## DATA ROWS

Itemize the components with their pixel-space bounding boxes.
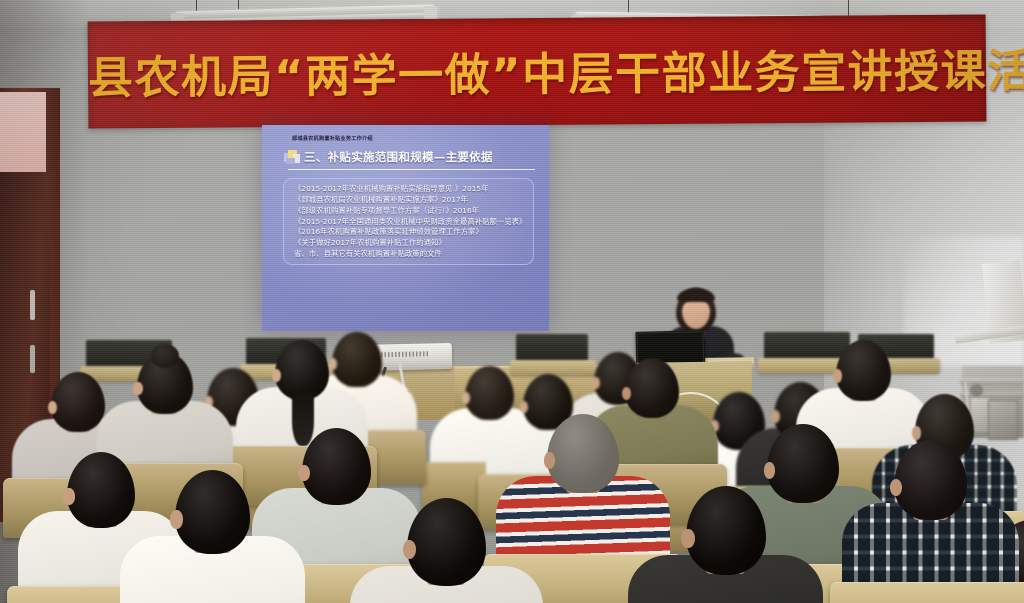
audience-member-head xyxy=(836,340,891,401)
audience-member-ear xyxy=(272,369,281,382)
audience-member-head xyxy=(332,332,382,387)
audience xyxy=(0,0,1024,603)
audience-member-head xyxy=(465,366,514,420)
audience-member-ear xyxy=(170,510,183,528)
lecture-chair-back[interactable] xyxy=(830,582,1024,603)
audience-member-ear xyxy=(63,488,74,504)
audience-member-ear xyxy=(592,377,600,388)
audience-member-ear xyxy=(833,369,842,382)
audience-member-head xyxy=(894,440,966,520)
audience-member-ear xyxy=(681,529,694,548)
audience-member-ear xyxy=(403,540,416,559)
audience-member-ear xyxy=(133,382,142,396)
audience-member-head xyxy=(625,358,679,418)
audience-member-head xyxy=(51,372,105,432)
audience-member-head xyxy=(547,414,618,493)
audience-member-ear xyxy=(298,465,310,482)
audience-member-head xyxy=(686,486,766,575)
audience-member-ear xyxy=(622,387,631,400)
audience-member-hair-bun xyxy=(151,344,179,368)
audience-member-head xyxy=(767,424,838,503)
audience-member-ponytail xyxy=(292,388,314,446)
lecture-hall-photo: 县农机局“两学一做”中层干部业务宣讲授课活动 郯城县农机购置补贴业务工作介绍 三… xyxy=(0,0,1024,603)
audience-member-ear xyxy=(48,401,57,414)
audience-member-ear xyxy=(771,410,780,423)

## EXERCISE INSTRUCTIONS
Format every line of the rows above as a JSON list of strings, one string per line, with blank lines left out. Leave the picture out of the list.

## TASK OUTPUT
[
  "Itemize the components with their pixel-space bounding boxes.",
  "audience-member-head xyxy=(836,340,891,401)",
  "audience-member-ear xyxy=(272,369,281,382)",
  "audience-member-head xyxy=(332,332,382,387)",
  "audience xyxy=(0,0,1024,603)",
  "audience-member-head xyxy=(465,366,514,420)",
  "audience-member-ear xyxy=(170,510,183,528)",
  "lecture-chair-back[interactable] xyxy=(830,582,1024,603)",
  "audience-member-ear xyxy=(63,488,74,504)",
  "audience-member-ear xyxy=(592,377,600,388)",
  "audience-member-ear xyxy=(833,369,842,382)",
  "audience-member-head xyxy=(894,440,966,520)",
  "audience-member-ear xyxy=(681,529,694,548)",
  "audience-member-ear xyxy=(403,540,416,559)",
  "audience-member-ear xyxy=(133,382,142,396)",
  "audience-member-head xyxy=(625,358,679,418)",
  "audience-member-head xyxy=(51,372,105,432)",
  "audience-member-head xyxy=(547,414,618,493)",
  "audience-member-ear xyxy=(298,465,310,482)",
  "audience-member-head xyxy=(686,486,766,575)",
  "audience-member-ear xyxy=(622,387,631,400)",
  "audience-member-hair-bun xyxy=(151,344,179,368)",
  "audience-member-head xyxy=(767,424,838,503)",
  "audience-member-ponytail xyxy=(292,388,314,446)",
  "lecture-hall-photo: 县农机局“两学一做”中层干部业务宣讲授课活动 郯城县农机购置补贴业务工作介绍 三… xyxy=(0,0,1024,603)",
  "audience-member-ear xyxy=(48,401,57,414)",
  "audience-member-ear xyxy=(771,410,780,423)"
]